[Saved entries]
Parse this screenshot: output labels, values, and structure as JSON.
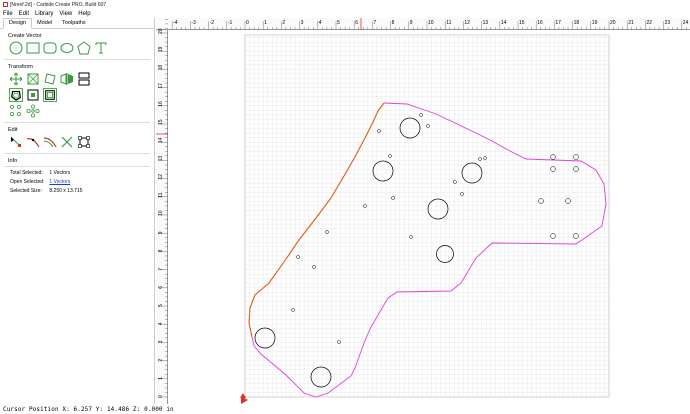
{
  "window": {
    "title": "[Nreef.2d] - Carbide Create PRO, Build 607"
  },
  "menu": [
    "File",
    "Edit",
    "Library",
    "View",
    "Help"
  ],
  "tabs": [
    "Design",
    "Model",
    "Toolpaths"
  ],
  "sections": {
    "create_vector": "Create Vector",
    "transform": "Transform",
    "edit": "Edit",
    "info": "Info"
  },
  "info": {
    "total_selected_label": "Total Selected:",
    "total_selected_value": "1 Vectors",
    "open_selected_label": "Open Selected:",
    "open_selected_value": "1 Vectors",
    "selected_size_label": "Selected Size:",
    "selected_size_value": "8.250 x 13.715"
  },
  "rulers": {
    "x_ticks": [
      "-4",
      "-3",
      "-2",
      "-1",
      "0",
      "1",
      "2",
      "3",
      "4",
      "5",
      "6",
      "7",
      "8",
      "9",
      "10",
      "11",
      "12",
      "13",
      "14",
      "15",
      "16",
      "17",
      "18",
      "19",
      "20",
      "21",
      "22",
      "23",
      "24"
    ],
    "y_ticks": [
      "0",
      "1",
      "2",
      "3",
      "4",
      "5",
      "6",
      "7",
      "8",
      "9",
      "10",
      "11",
      "12",
      "13",
      "14",
      "15",
      "16",
      "17",
      "18",
      "19",
      "20"
    ]
  },
  "status": {
    "text": "Cursor Position X: 6.257 Y: 14.486 Z: 0.000 in"
  },
  "colors": {
    "accent": "#3a9a3a",
    "selected_path": "#e05a10",
    "path": "#e040e0",
    "grid": "#d8d8d8",
    "link": "#1a3fcc"
  }
}
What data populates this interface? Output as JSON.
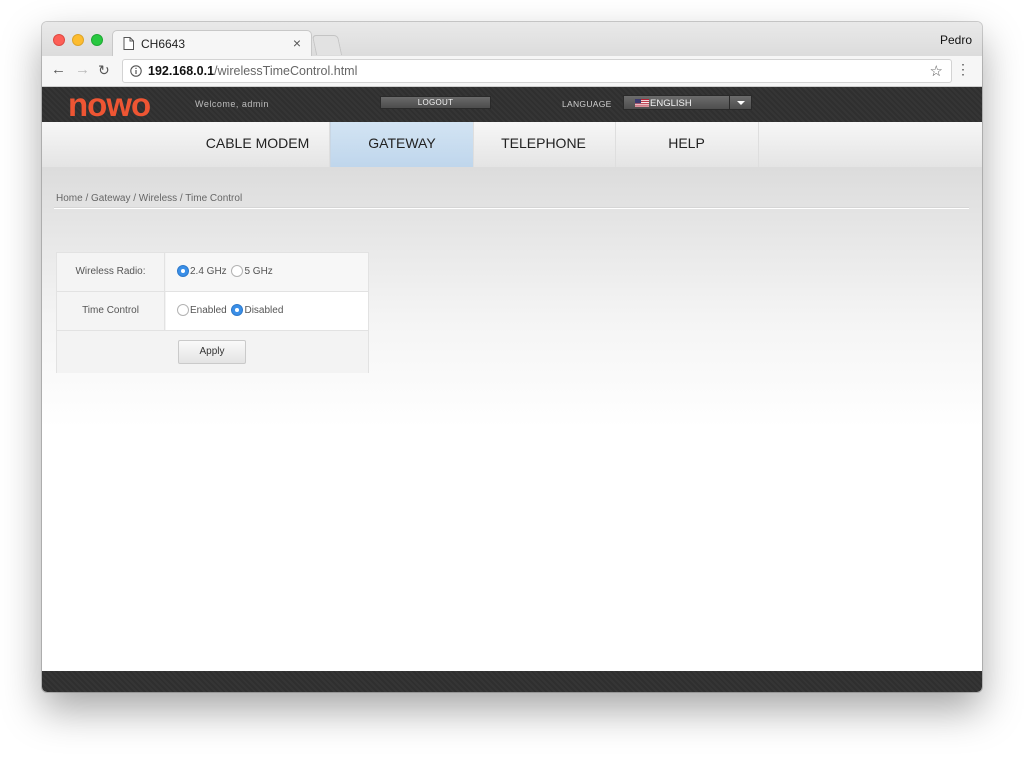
{
  "browser": {
    "tab_title": "CH6643",
    "tab_close": "×",
    "profile_name": "Pedro",
    "url_host": "192.168.0.1",
    "url_path": "/wirelessTimeControl.html",
    "icons": [
      "back-arrow-icon",
      "forward-arrow-icon",
      "reload-icon",
      "info-icon",
      "star-icon",
      "menu-icon",
      "page-icon"
    ]
  },
  "router": {
    "logo": "nowo",
    "welcome": "Welcome, admin",
    "logout_label": "LOGOUT",
    "language_label": "LANGUAGE",
    "language_value": "ENGLISH",
    "brand_color": "#ee5533"
  },
  "nav": {
    "items": [
      {
        "label": "CABLE MODEM",
        "active": false
      },
      {
        "label": "GATEWAY",
        "active": true
      },
      {
        "label": "TELEPHONE",
        "active": false
      },
      {
        "label": "HELP",
        "active": false
      }
    ]
  },
  "breadcrumb": "Home / Gateway / Wireless / Time Control",
  "form": {
    "wireless_radio": {
      "label": "Wireless Radio:",
      "options": [
        "2.4 GHz",
        "5 GHz"
      ],
      "selected": "2.4 GHz"
    },
    "time_control": {
      "label": "Time Control",
      "options": [
        "Enabled",
        "Disabled"
      ],
      "selected": "Disabled"
    },
    "apply_label": "Apply"
  }
}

● Written task: Omit the pictures, then output the rest of the listing exactly.

● Expected output:
Parse this screenshot: output labels, values, and structure as JSON.
{
  "window": {
    "title": "[Nreef.2d] - Carbide Create PRO, Build 607"
  },
  "menu": [
    "File",
    "Edit",
    "Library",
    "View",
    "Help"
  ],
  "tabs": [
    "Design",
    "Model",
    "Toolpaths"
  ],
  "sections": {
    "create_vector": "Create Vector",
    "transform": "Transform",
    "edit": "Edit",
    "info": "Info"
  },
  "info": {
    "total_selected_label": "Total Selected:",
    "total_selected_value": "1 Vectors",
    "open_selected_label": "Open Selected:",
    "open_selected_value": "1 Vectors",
    "selected_size_label": "Selected Size:",
    "selected_size_value": "8.250 x 13.715"
  },
  "rulers": {
    "x_ticks": [
      "-4",
      "-3",
      "-2",
      "-1",
      "0",
      "1",
      "2",
      "3",
      "4",
      "5",
      "6",
      "7",
      "8",
      "9",
      "10",
      "11",
      "12",
      "13",
      "14",
      "15",
      "16",
      "17",
      "18",
      "19",
      "20",
      "21",
      "22",
      "23",
      "24"
    ],
    "y_ticks": [
      "0",
      "1",
      "2",
      "3",
      "4",
      "5",
      "6",
      "7",
      "8",
      "9",
      "10",
      "11",
      "12",
      "13",
      "14",
      "15",
      "16",
      "17",
      "18",
      "19",
      "20"
    ]
  },
  "status": {
    "text": "Cursor Position X: 6.257 Y: 14.486 Z: 0.000 in"
  },
  "colors": {
    "accent": "#3a9a3a",
    "selected_path": "#e05a10",
    "path": "#e040e0",
    "grid": "#d8d8d8",
    "link": "#1a3fcc"
  }
}
What data populates this interface? Output as JSON.
{
  "browser": {
    "tab_title": "CH6643",
    "tab_close": "×",
    "profile_name": "Pedro",
    "url_host": "192.168.0.1",
    "url_path": "/wirelessTimeControl.html",
    "icons": [
      "back-arrow-icon",
      "forward-arrow-icon",
      "reload-icon",
      "info-icon",
      "star-icon",
      "menu-icon",
      "page-icon"
    ]
  },
  "router": {
    "logo": "nowo",
    "welcome": "Welcome, admin",
    "logout_label": "LOGOUT",
    "language_label": "LANGUAGE",
    "language_value": "ENGLISH",
    "brand_color": "#ee5533"
  },
  "nav": {
    "items": [
      {
        "label": "CABLE MODEM",
        "active": false
      },
      {
        "label": "GATEWAY",
        "active": true
      },
      {
        "label": "TELEPHONE",
        "active": false
      },
      {
        "label": "HELP",
        "active": false
      }
    ]
  },
  "breadcrumb": "Home / Gateway / Wireless / Time Control",
  "form": {
    "wireless_radio": {
      "label": "Wireless Radio:",
      "options": [
        "2.4 GHz",
        "5 GHz"
      ],
      "selected": "2.4 GHz"
    },
    "time_control": {
      "label": "Time Control",
      "options": [
        "Enabled",
        "Disabled"
      ],
      "selected": "Disabled"
    },
    "apply_label": "Apply"
  }
}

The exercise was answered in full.